─── Data ───

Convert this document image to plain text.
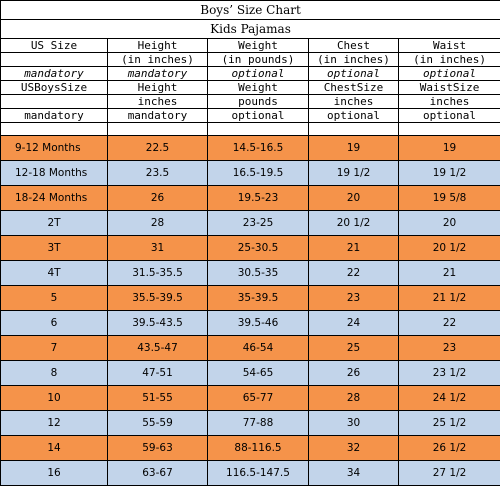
Boys’ Size Chart				
Kids Pajamas				
US Size	Height	Weight	Chest	Waist
	(in inches)	(in pounds)	(in inches)	(in inches)
mandatory	mandatory	optional	optional	optional
USBoysSize	Height	Weight	ChestSize	WaistSize
	inches	pounds	inches	inches
mandatory	mandatory	optional	optional	optional

9-12 Months	22.5	14.5-16.5	19	19
12-18 Months	23.5	16.5-19.5	19 1/2	19 1/2
18-24 Months	26	19.5-23	20	19 5/8
2T	28	23-25	20 1/2	20
3T	31	25-30.5	21	20 1/2
4T	31.5-35.5	30.5-35	22	21
5	35.5-39.5	35-39.5	23	21 1/2
6	39.5-43.5	39.5-46	24	22
7	43.5-47	46-54	25	23
8	47-51	54-65	26	23 1/2
10	51-55	65-77	28	24 1/2
12	55-59	77-88	30	25 1/2
14	59-63	88-116.5	32	26 1/2
16	63-67	116.5-147.5	34	27 1/2
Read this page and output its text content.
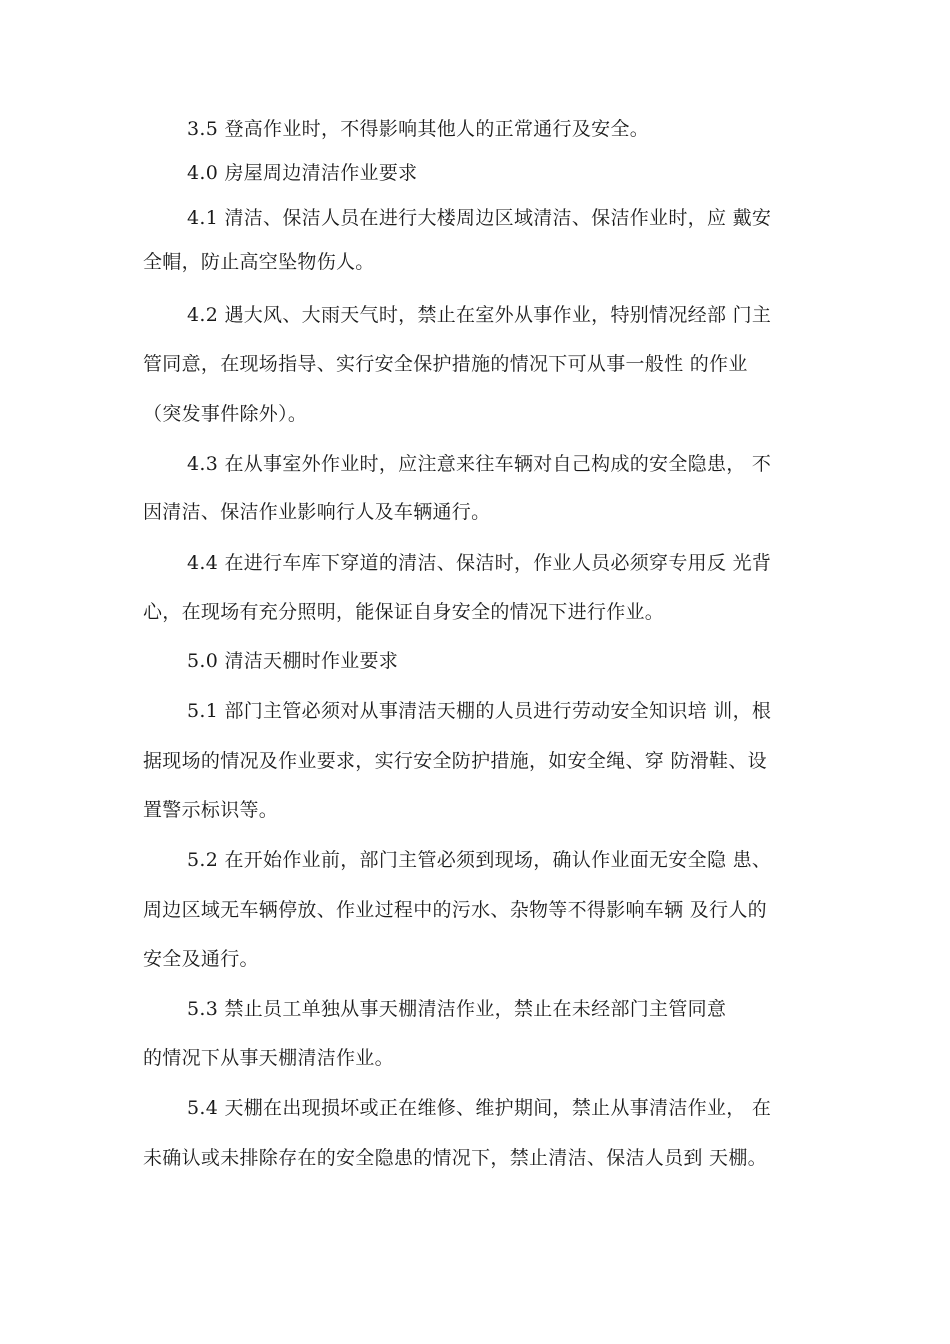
3.5 登高作业时，不得影响其他人的正常通行及安全。
4.0 房屋周边清洁作业要求
4.1 清洁、保洁人员在进行大楼周边区域清洁、保洁作业时，应 戴安
全帽，防止高空坠物伤人。
4.2 遇大风、大雨天气时，禁止在室外从事作业，特别情况经部 门主
管同意，在现场指导、实行安全保护措施的情况下可从事一般性 的作业
（突发事件除外）。
4.3 在从事室外作业时，应注意来往车辆对自己构成的安全隐患， 不
因清洁、保洁作业影响行人及车辆通行。
4.4 在进行车库下穿道的清洁、保洁时，作业人员必须穿专用反 光背
心，在现场有充分照明，能保证自身安全的情况下进行作业。
5.0 清洁天棚时作业要求
5.1 部门主管必须对从事清洁天棚的人员进行劳动安全知识培 训，根
据现场的情况及作业要求，实行安全防护措施，如安全绳、穿 防滑鞋、设
置警示标识等。
5.2 在开始作业前，部门主管必须到现场，确认作业面无安全隐 患、
周边区域无车辆停放、作业过程中的污水、杂物等不得影响车辆 及行人的
安全及通行。
5.3 禁止员工单独从事天棚清洁作业，禁止在未经部门主管同意
的情况下从事天棚清洁作业。
5.4 天棚在出现损坏或正在维修、维护期间，禁止从事清洁作业， 在
未确认或未排除存在的安全隐患的情况下，禁止清洁、保洁人员到 天棚。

───

Take the lines from the one containing "Read this page and output its text content." through the final line of the listing above and print them exactly, including both ends but no pictures.

Read this page and output its text content.
3.5 登高作业时，不得影响其他人的正常通行及安全。
4.0 房屋周边清洁作业要求
4.1 清洁、保洁人员在进行大楼周边区域清洁、保洁作业时，应 戴安
全帽，防止高空坠物伤人。
4.2 遇大风、大雨天气时，禁止在室外从事作业，特别情况经部 门主
管同意，在现场指导、实行安全保护措施的情况下可从事一般性 的作业
（突发事件除外）。
4.3 在从事室外作业时，应注意来往车辆对自己构成的安全隐患， 不
因清洁、保洁作业影响行人及车辆通行。
4.4 在进行车库下穿道的清洁、保洁时，作业人员必须穿专用反 光背
心，在现场有充分照明，能保证自身安全的情况下进行作业。
5.0 清洁天棚时作业要求
5.1 部门主管必须对从事清洁天棚的人员进行劳动安全知识培 训，根
据现场的情况及作业要求，实行安全防护措施，如安全绳、穿 防滑鞋、设
置警示标识等。
5.2 在开始作业前，部门主管必须到现场，确认作业面无安全隐 患、
周边区域无车辆停放、作业过程中的污水、杂物等不得影响车辆 及行人的
安全及通行。
5.3 禁止员工单独从事天棚清洁作业，禁止在未经部门主管同意
的情况下从事天棚清洁作业。
5.4 天棚在出现损坏或正在维修、维护期间，禁止从事清洁作业， 在
未确认或未排除存在的安全隐患的情况下，禁止清洁、保洁人员到 天棚。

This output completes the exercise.